■ EXCERPTED PASSAGE:
━━━━━━━━━━━━━━━━━━━━

According to your sketch, the coordinates of E and G are:

E = (0, -magOE)
G = magOG * ( -sin(gamma), -cos(gamma) )

Then, calculating the position of H is a trilateration problem. Actually, it is just bilateration because you are missing a third distance. Hence, you will get two possible positions for H.

First, let us define a new coordinate system, where E lies at the origin and G lies on the x-axis. The x-axis direction in our original coordinate system is then:

x = (G - E) / ||G - E||

The y-axis is:

y = ( x.y, -x.x )

The coordinates of E and G in this new coordinate system are:

E* = (0, 0)
G* = (0, ||G - E||)

Now, we can easily find the coordinates of H in this coordinate system, up to the ambiguity mentioned earlier. I will abbreviate ||G - E|| = d like in the notation used in the Wikipedia article:

H.x* = (magGH * magGH - magEH * magEH + d * d) / (2 * d)
H.y* = +- sqrt(magGH * magGH - H.x* * H.x*)

Hence, we have two solutions for H.y, one positive and one negative.

Finally, we just need to transform H back into our original coordinate system:

H = x * H.x* + y * H.y* - (0, magOE)

Given the coordinates of H, calculating the angles is pretty straightforward:

alpha = arccos((H.x - G.x) / ||H - G||)
beta  = arccos((H.y - E.y) / ||H - E||)

Example

Taking the values from your example

magOG = 3
magOE = 4
magGH = 3
magEH = 2
angleGamma = 82.74°

we first get:

E = (0, -4)
G = 3 * ( -sin(82.74°), -cos(82.74°) )
  = (-2.976, -0.379)

Our coordinate system:

x = (-0.635, 0.773) y = ( 0.773, 0.635)

In this coordinate system:

E* = (0, 0)
G* = (0, 4.687)

Then, the coordinates of H in our auxiliary coordinate system are:

H* = (2.877, +- 0.851)

I will only focus on the positive value for H*.y because this is the point that you marked in your sketch.

Transform back to original coordinate system:

H = (-1.169, -1.237)

And finally calculate the angles:

alpha = 25.41°
beta  = 22.94°

The slight differences to your values are probably caused by rounding errors (either in my calculations or in yours).

━━━━━━━━━━━━━━━━━━━━

Bounding box prediction data
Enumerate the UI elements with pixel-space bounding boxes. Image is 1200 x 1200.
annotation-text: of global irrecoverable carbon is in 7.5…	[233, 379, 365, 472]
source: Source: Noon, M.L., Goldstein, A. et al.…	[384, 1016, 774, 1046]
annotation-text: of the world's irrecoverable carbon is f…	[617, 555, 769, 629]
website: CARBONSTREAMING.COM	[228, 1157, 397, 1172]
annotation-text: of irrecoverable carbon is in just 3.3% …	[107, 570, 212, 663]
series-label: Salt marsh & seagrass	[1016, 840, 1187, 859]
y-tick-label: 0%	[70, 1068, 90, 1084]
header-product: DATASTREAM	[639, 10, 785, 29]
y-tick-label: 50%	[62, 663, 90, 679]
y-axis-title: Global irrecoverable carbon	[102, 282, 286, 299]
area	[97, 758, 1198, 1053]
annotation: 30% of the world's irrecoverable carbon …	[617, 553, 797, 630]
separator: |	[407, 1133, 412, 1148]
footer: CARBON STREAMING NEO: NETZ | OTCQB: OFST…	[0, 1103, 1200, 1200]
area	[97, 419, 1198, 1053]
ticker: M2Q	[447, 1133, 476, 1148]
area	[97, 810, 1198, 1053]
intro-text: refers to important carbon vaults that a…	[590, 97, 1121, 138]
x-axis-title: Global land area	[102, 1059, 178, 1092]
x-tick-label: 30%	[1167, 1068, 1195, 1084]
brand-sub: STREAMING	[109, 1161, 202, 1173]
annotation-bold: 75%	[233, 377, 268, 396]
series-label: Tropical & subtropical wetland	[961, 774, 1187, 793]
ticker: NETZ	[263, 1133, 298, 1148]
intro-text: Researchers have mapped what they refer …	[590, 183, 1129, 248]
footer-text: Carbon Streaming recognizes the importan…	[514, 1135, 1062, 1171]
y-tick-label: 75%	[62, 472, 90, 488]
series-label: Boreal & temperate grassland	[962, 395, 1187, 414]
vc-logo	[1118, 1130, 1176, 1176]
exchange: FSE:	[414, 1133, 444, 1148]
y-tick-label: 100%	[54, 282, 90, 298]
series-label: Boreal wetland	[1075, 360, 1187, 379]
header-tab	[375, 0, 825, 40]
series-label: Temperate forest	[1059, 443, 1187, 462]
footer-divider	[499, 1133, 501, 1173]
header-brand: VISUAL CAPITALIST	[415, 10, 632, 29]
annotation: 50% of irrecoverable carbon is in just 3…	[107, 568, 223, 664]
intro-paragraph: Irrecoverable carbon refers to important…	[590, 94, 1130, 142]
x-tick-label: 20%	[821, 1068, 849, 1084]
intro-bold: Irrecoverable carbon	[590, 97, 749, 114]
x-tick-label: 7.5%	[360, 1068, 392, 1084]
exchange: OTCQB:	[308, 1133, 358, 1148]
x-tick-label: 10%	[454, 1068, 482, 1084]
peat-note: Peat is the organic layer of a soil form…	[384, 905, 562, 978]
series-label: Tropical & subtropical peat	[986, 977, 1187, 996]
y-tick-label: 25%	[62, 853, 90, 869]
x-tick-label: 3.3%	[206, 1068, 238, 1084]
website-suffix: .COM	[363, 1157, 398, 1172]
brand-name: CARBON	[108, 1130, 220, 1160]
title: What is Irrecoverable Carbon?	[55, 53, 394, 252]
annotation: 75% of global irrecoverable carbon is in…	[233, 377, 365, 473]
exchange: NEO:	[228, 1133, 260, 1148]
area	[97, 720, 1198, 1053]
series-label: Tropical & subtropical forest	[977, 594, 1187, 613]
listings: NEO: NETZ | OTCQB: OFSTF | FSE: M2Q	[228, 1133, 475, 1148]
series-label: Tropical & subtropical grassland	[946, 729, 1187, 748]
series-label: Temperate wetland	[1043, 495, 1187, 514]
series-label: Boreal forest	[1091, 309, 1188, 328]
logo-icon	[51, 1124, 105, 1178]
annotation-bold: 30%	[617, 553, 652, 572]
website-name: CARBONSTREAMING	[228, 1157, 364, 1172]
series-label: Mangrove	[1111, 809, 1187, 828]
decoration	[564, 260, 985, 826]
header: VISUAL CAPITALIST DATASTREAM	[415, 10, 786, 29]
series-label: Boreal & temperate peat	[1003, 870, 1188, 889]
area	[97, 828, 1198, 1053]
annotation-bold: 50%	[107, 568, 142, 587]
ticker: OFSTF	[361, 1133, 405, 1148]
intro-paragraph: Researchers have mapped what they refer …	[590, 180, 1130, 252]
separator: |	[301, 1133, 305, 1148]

━━━━━━━━━━━━━━━━━━━━

■ WORK REQUEST: Quote the trilateration explanation between "The coordinates of E and G in" and "magEH + d * d) / (2 * d)", inclusive. The bounding box prediction data has no connection to the trilateration explanation.

■ RESULT OF THIS EXERCISE:
The coordinates of E and G in this new coordinate system are:

E* = (0, 0)
G* = (0, ||G - E||)

Now, we can easily find the coordinates of H in this coordinate system, up to the ambiguity mentioned earlier. I will abbreviate ||G - E|| = d like in the notation used in the Wikipedia article:

H.x* = (magGH * magGH - magEH * magEH + d * d) / (2 * d)